= Given instruction =
Output the full material exactly as it appears here.

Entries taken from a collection
--- Begin ---

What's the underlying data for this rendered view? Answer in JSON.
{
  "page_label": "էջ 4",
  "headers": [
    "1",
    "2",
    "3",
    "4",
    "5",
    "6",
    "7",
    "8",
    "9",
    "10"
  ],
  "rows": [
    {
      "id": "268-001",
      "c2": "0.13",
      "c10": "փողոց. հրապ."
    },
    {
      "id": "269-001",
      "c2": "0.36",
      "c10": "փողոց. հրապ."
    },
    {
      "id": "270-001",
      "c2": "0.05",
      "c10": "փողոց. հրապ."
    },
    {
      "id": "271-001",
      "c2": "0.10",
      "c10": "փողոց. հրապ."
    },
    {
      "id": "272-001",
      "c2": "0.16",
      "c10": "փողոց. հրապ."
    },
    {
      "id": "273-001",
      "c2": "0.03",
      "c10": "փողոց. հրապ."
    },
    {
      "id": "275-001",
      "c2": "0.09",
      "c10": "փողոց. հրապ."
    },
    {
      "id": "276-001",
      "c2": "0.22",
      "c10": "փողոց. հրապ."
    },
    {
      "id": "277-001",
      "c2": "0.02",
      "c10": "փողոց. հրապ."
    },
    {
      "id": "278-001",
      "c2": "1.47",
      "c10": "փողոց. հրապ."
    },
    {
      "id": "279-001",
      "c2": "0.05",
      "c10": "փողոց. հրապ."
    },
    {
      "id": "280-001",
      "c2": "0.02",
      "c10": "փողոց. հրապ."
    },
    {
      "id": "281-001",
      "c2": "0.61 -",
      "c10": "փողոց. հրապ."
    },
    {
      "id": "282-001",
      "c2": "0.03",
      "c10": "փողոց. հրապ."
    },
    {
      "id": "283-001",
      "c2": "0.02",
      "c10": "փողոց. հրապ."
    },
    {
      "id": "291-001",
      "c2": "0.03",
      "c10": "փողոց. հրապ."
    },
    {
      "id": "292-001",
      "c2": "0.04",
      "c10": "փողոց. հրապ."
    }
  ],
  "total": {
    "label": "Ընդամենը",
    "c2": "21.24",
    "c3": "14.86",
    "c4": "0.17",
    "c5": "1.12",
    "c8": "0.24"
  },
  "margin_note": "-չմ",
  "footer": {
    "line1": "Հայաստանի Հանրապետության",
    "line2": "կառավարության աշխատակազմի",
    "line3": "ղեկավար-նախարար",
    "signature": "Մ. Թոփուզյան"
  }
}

--- End ---

= The solution =
What's the underlying data for this rendered view? Answer in JSON.
{
  "page_label": "էջ 4",
  "headers": [
    "1",
    "2",
    "3",
    "4",
    "5",
    "6",
    "7",
    "8",
    "9",
    "10"
  ],
  "rows": [
    {
      "id": "268-001",
      "c2": "0.13",
      "c10": "փողոց. հրապ."
    },
    {
      "id": "269-001",
      "c2": "0.36",
      "c10": "փողոց. հրապ."
    },
    {
      "id": "270-001",
      "c2": "0.05",
      "c10": "փողոց. հրապ."
    },
    {
      "id": "271-001",
      "c2": "0.10",
      "c10": "փողոց. հրապ."
    },
    {
      "id": "272-001",
      "c2": "0.16",
      "c10": "փողոց. հրապ."
    },
    {
      "id": "273-001",
      "c2": "0.03",
      "c10": "փողոց. հրապ."
    },
    {
      "id": "275-001",
      "c2": "0.09",
      "c10": "փողոց. հրապ."
    },
    {
      "id": "276-001",
      "c2": "0.22",
      "c10": "փողոց. հրապ."
    },
    {
      "id": "277-001",
      "c2": "0.02",
      "c10": "փողոց. հրապ."
    },
    {
      "id": "278-001",
      "c2": "1.47",
      "c10": "փողոց. հրապ."
    },
    {
      "id": "279-001",
      "c2": "0.05",
      "c10": "փողոց. հրապ."
    },
    {
      "id": "280-001",
      "c2": "0.02",
      "c10": "փողոց. հրապ."
    },
    {
      "id": "281-001",
      "c2": "0.61 -",
      "c10": "փողոց. հրապ."
    },
    {
      "id": "282-001",
      "c2": "0.03",
      "c10": "փողոց. հրապ."
    },
    {
      "id": "283-001",
      "c2": "0.02",
      "c10": "փողոց. հրապ."
    },
    {
      "id": "291-001",
      "c2": "0.03",
      "c10": "փողոց. հրապ."
    },
    {
      "id": "292-001",
      "c2": "0.04",
      "c10": "փողոց. հրապ."
    }
  ],
  "total": {
    "label": "Ընդամենը",
    "c2": "21.24",
    "c3": "14.86",
    "c4": "0.17",
    "c5": "1.12",
    "c8": "0.24"
  },
  "margin_note": "-չմ",
  "footer": {
    "line1": "Հայաստանի Հանրապետության",
    "line2": "կառավարության աշխատակազմի",
    "line3": "ղեկավար-նախարար",
    "signature": "Մ. Թոփուզյան"
  }
}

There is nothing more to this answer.